> Written exercise: The listing below must be repeated word for word, with its images excluded.

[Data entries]
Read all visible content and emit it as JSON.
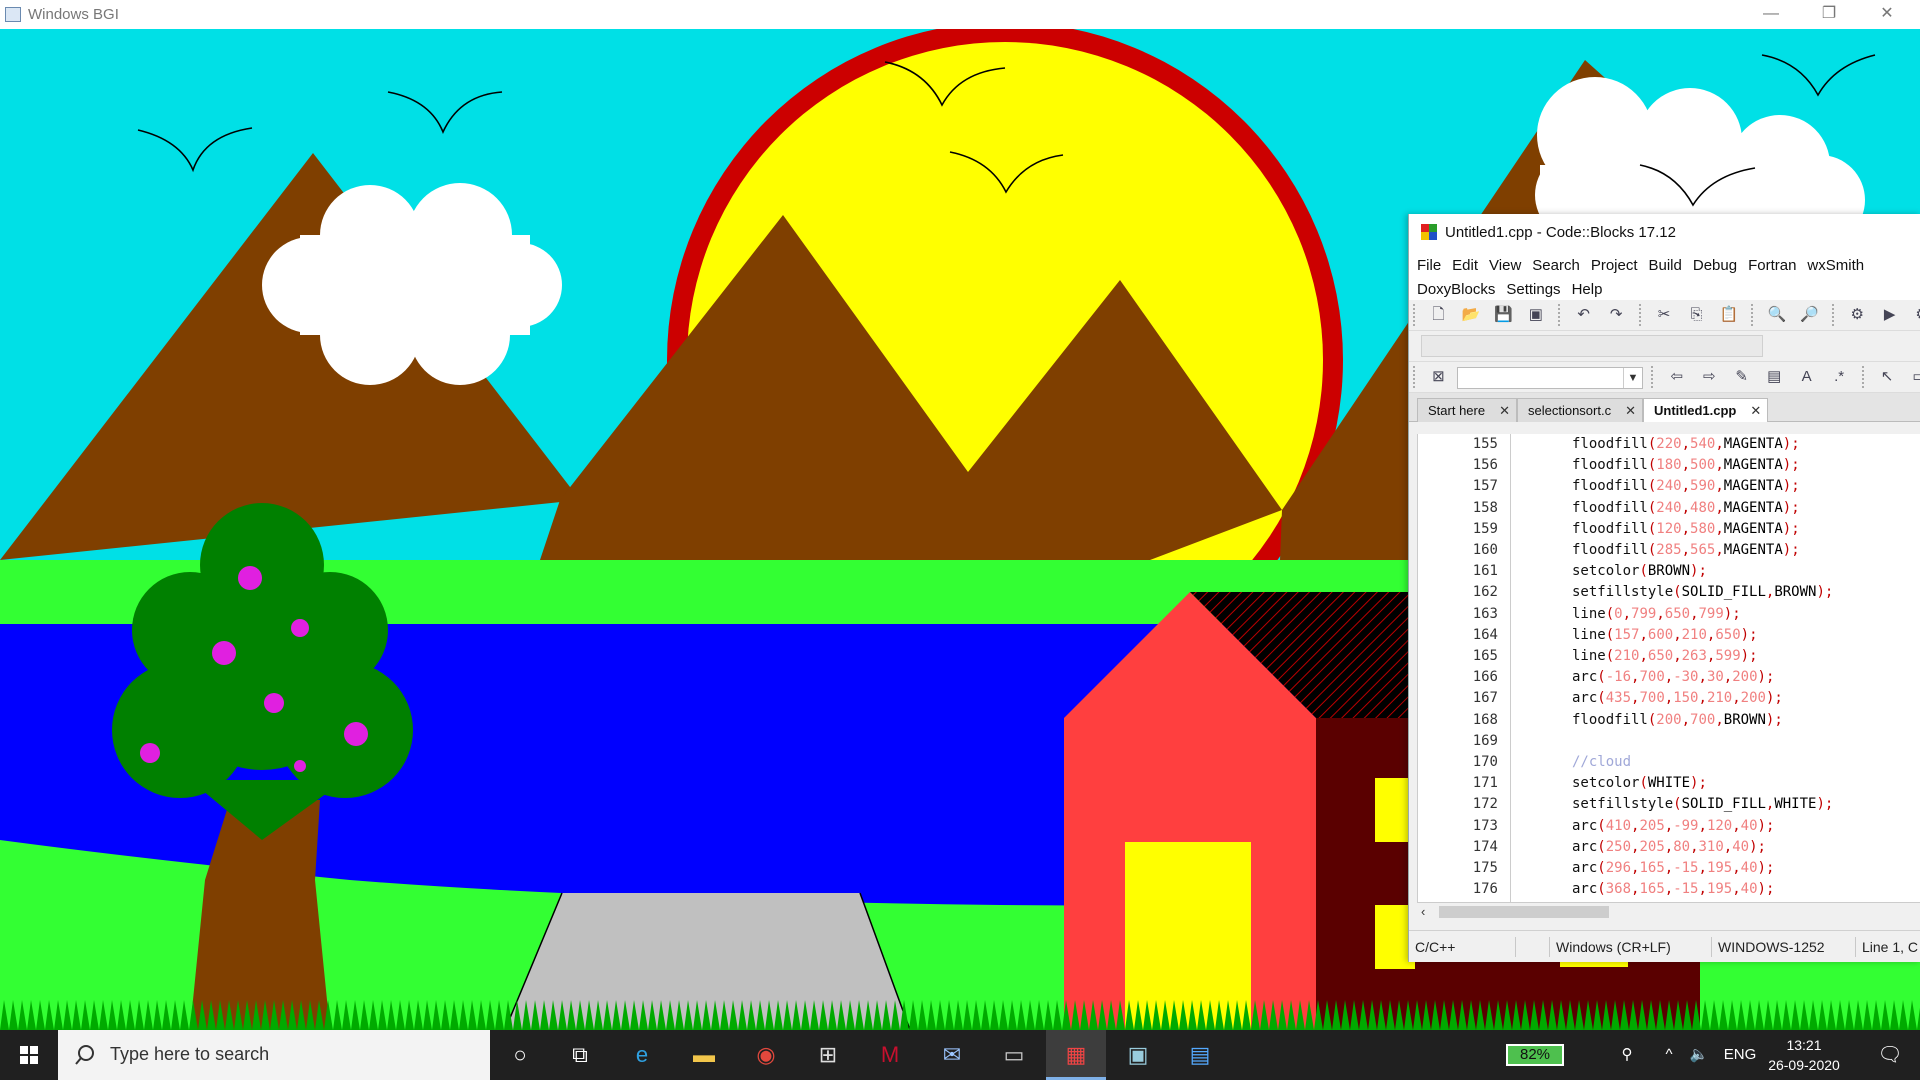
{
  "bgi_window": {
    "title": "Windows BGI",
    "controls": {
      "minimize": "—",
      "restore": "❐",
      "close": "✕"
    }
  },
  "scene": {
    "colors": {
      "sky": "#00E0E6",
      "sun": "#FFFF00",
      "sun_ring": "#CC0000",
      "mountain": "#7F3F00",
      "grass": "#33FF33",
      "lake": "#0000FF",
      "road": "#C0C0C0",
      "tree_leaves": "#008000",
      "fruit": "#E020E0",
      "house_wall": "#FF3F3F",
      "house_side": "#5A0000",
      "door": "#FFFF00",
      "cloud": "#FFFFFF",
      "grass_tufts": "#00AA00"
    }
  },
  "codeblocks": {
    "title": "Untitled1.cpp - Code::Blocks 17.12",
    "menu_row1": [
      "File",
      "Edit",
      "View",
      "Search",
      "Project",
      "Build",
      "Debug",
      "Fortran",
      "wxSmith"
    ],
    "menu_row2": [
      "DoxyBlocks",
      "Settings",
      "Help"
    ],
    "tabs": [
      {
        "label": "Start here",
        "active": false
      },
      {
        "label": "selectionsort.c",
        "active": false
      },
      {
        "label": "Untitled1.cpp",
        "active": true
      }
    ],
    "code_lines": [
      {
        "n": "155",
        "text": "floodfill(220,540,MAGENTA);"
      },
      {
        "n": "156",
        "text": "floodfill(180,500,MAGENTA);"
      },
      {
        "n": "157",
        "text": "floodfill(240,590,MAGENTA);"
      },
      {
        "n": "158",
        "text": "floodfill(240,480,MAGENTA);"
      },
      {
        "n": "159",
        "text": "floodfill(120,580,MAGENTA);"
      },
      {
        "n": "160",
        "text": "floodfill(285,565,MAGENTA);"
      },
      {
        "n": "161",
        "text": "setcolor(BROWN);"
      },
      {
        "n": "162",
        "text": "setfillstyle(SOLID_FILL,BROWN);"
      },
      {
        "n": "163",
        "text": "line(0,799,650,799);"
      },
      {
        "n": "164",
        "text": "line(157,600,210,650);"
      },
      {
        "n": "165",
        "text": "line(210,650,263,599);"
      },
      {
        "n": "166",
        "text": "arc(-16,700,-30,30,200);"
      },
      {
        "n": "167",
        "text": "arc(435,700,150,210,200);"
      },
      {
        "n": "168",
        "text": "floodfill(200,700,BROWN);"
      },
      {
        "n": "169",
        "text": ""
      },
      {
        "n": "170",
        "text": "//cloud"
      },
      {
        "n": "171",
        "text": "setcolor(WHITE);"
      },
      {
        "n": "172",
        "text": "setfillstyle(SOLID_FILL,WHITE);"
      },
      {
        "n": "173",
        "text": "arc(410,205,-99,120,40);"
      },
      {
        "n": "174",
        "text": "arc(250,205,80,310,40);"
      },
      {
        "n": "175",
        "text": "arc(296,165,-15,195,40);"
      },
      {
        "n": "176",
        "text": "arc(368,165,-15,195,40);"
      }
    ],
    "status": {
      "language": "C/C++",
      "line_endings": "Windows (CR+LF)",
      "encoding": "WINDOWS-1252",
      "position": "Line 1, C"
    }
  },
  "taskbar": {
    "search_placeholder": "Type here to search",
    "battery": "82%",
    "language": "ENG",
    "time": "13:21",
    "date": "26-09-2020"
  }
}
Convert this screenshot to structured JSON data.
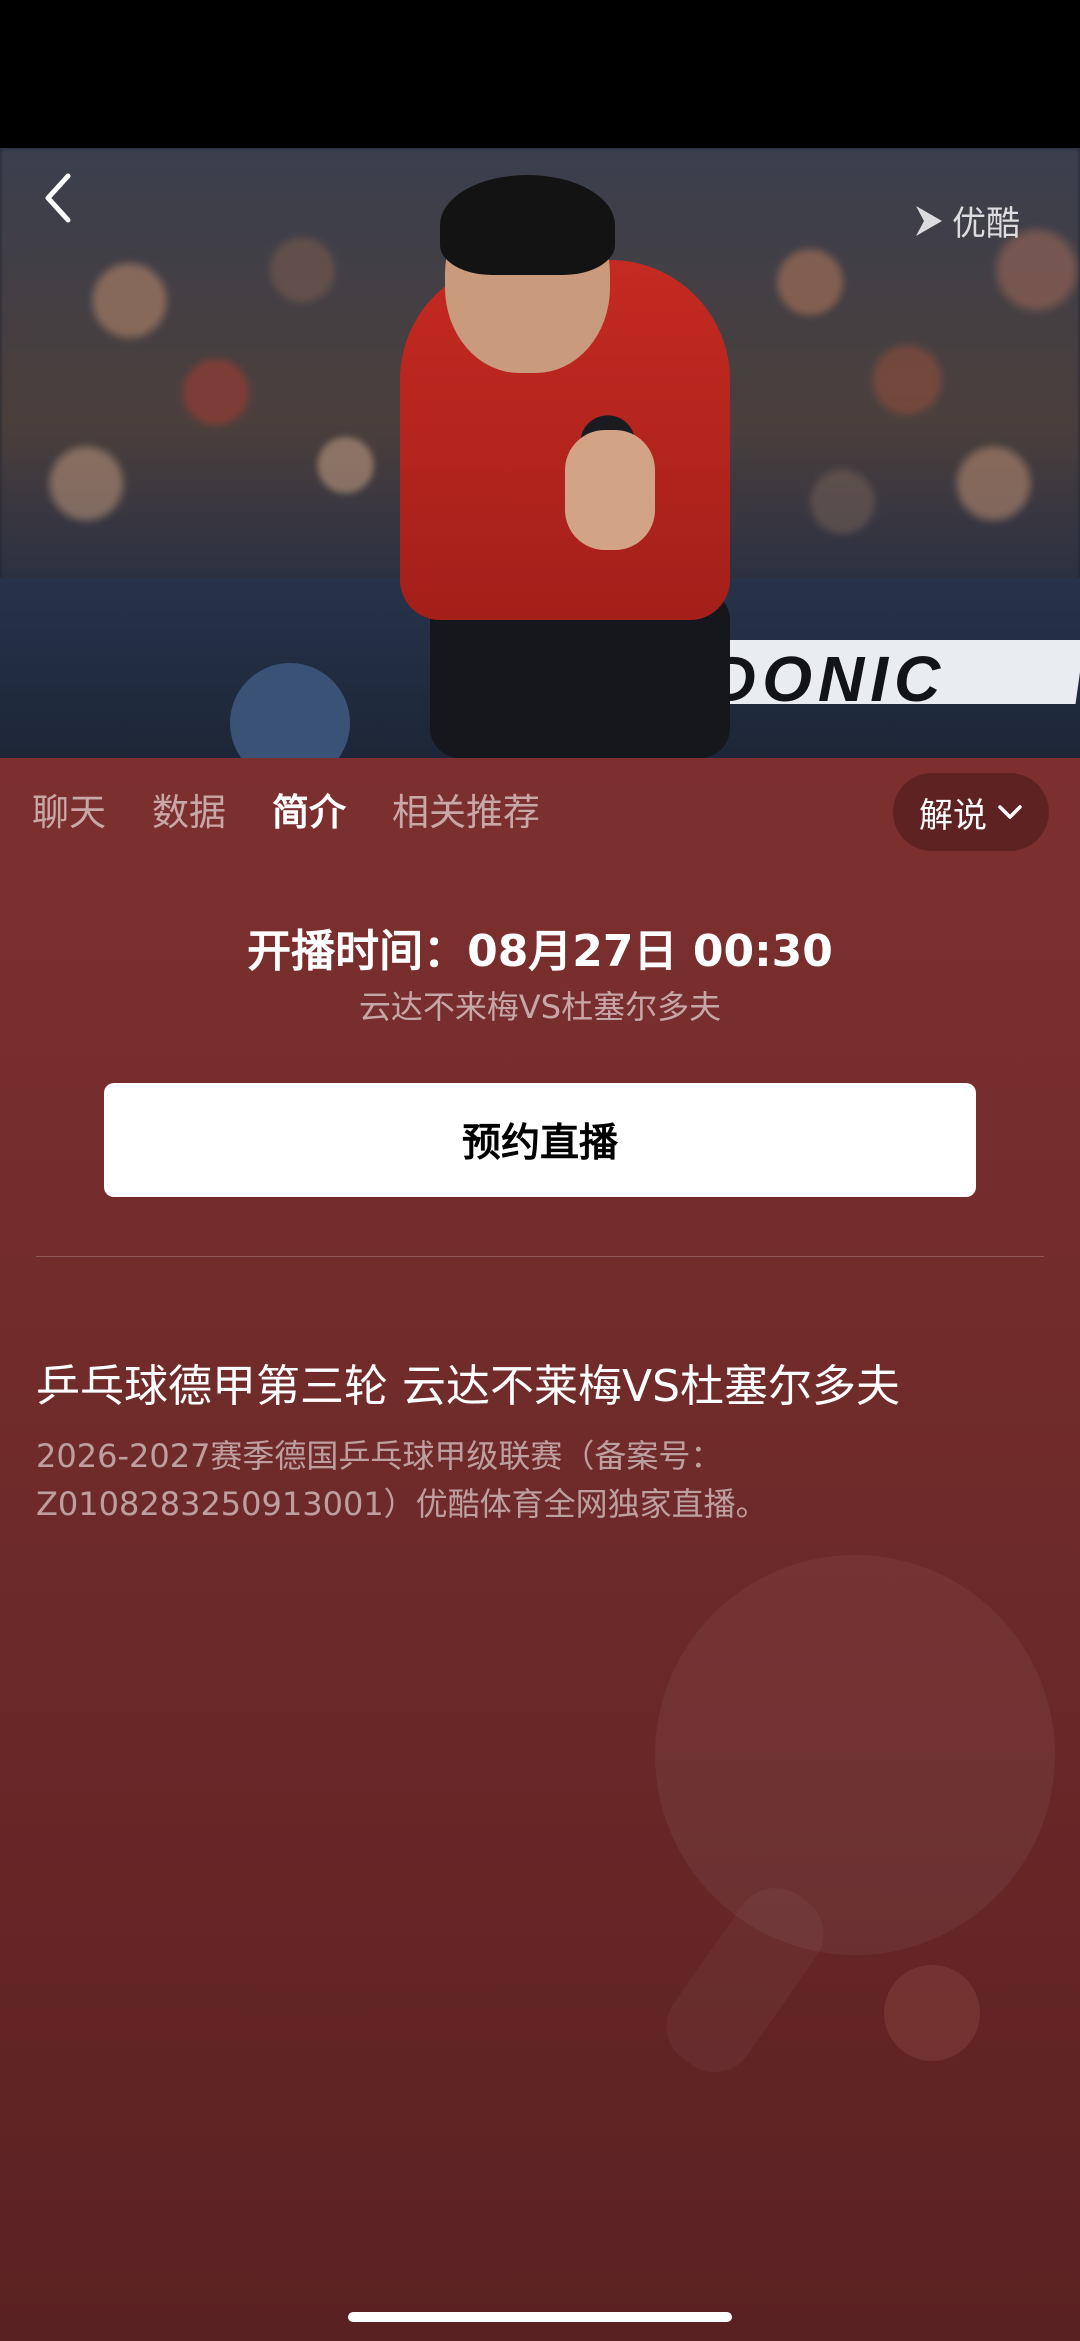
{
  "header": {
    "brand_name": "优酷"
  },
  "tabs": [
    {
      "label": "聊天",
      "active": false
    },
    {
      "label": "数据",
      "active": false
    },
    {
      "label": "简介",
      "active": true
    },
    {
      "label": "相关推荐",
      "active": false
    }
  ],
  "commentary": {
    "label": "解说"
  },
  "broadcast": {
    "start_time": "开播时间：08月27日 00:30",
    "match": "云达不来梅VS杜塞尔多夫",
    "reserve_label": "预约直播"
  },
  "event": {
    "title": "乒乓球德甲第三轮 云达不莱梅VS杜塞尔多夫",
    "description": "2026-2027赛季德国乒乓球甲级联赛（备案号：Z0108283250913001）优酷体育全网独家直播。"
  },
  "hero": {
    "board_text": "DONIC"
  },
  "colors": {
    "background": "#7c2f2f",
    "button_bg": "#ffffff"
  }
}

> Response to the exercise:
Read all visible content and emit it as JSON.
{
  "bgi_window": {
    "title": "Windows BGI",
    "controls": {
      "minimize": "—",
      "restore": "❐",
      "close": "✕"
    }
  },
  "scene": {
    "colors": {
      "sky": "#00E0E6",
      "sun": "#FFFF00",
      "sun_ring": "#CC0000",
      "mountain": "#7F3F00",
      "grass": "#33FF33",
      "lake": "#0000FF",
      "road": "#C0C0C0",
      "tree_leaves": "#008000",
      "fruit": "#E020E0",
      "house_wall": "#FF3F3F",
      "house_side": "#5A0000",
      "door": "#FFFF00",
      "cloud": "#FFFFFF",
      "grass_tufts": "#00AA00"
    }
  },
  "codeblocks": {
    "title": "Untitled1.cpp - Code::Blocks 17.12",
    "menu_row1": [
      "File",
      "Edit",
      "View",
      "Search",
      "Project",
      "Build",
      "Debug",
      "Fortran",
      "wxSmith"
    ],
    "menu_row2": [
      "DoxyBlocks",
      "Settings",
      "Help"
    ],
    "tabs": [
      {
        "label": "Start here",
        "active": false
      },
      {
        "label": "selectionsort.c",
        "active": false
      },
      {
        "label": "Untitled1.cpp",
        "active": true
      }
    ],
    "code_lines": [
      {
        "n": "155",
        "text": "floodfill(220,540,MAGENTA);"
      },
      {
        "n": "156",
        "text": "floodfill(180,500,MAGENTA);"
      },
      {
        "n": "157",
        "text": "floodfill(240,590,MAGENTA);"
      },
      {
        "n": "158",
        "text": "floodfill(240,480,MAGENTA);"
      },
      {
        "n": "159",
        "text": "floodfill(120,580,MAGENTA);"
      },
      {
        "n": "160",
        "text": "floodfill(285,565,MAGENTA);"
      },
      {
        "n": "161",
        "text": "setcolor(BROWN);"
      },
      {
        "n": "162",
        "text": "setfillstyle(SOLID_FILL,BROWN);"
      },
      {
        "n": "163",
        "text": "line(0,799,650,799);"
      },
      {
        "n": "164",
        "text": "line(157,600,210,650);"
      },
      {
        "n": "165",
        "text": "line(210,650,263,599);"
      },
      {
        "n": "166",
        "text": "arc(-16,700,-30,30,200);"
      },
      {
        "n": "167",
        "text": "arc(435,700,150,210,200);"
      },
      {
        "n": "168",
        "text": "floodfill(200,700,BROWN);"
      },
      {
        "n": "169",
        "text": ""
      },
      {
        "n": "170",
        "text": "//cloud"
      },
      {
        "n": "171",
        "text": "setcolor(WHITE);"
      },
      {
        "n": "172",
        "text": "setfillstyle(SOLID_FILL,WHITE);"
      },
      {
        "n": "173",
        "text": "arc(410,205,-99,120,40);"
      },
      {
        "n": "174",
        "text": "arc(250,205,80,310,40);"
      },
      {
        "n": "175",
        "text": "arc(296,165,-15,195,40);"
      },
      {
        "n": "176",
        "text": "arc(368,165,-15,195,40);"
      }
    ],
    "status": {
      "language": "C/C++",
      "line_endings": "Windows (CR+LF)",
      "encoding": "WINDOWS-1252",
      "position": "Line 1, C"
    }
  },
  "taskbar": {
    "search_placeholder": "Type here to search",
    "battery": "82%",
    "language": "ENG",
    "time": "13:21",
    "date": "26-09-2020"
  }
}
Convert this screenshot to structured JSON data.
{
  "header": {
    "brand_name": "优酷"
  },
  "tabs": [
    {
      "label": "聊天",
      "active": false
    },
    {
      "label": "数据",
      "active": false
    },
    {
      "label": "简介",
      "active": true
    },
    {
      "label": "相关推荐",
      "active": false
    }
  ],
  "commentary": {
    "label": "解说"
  },
  "broadcast": {
    "start_time": "开播时间：08月27日 00:30",
    "match": "云达不来梅VS杜塞尔多夫",
    "reserve_label": "预约直播"
  },
  "event": {
    "title": "乒乓球德甲第三轮 云达不莱梅VS杜塞尔多夫",
    "description": "2026-2027赛季德国乒乓球甲级联赛（备案号：Z0108283250913001）优酷体育全网独家直播。"
  },
  "hero": {
    "board_text": "DONIC"
  },
  "colors": {
    "background": "#7c2f2f",
    "button_bg": "#ffffff"
  }
}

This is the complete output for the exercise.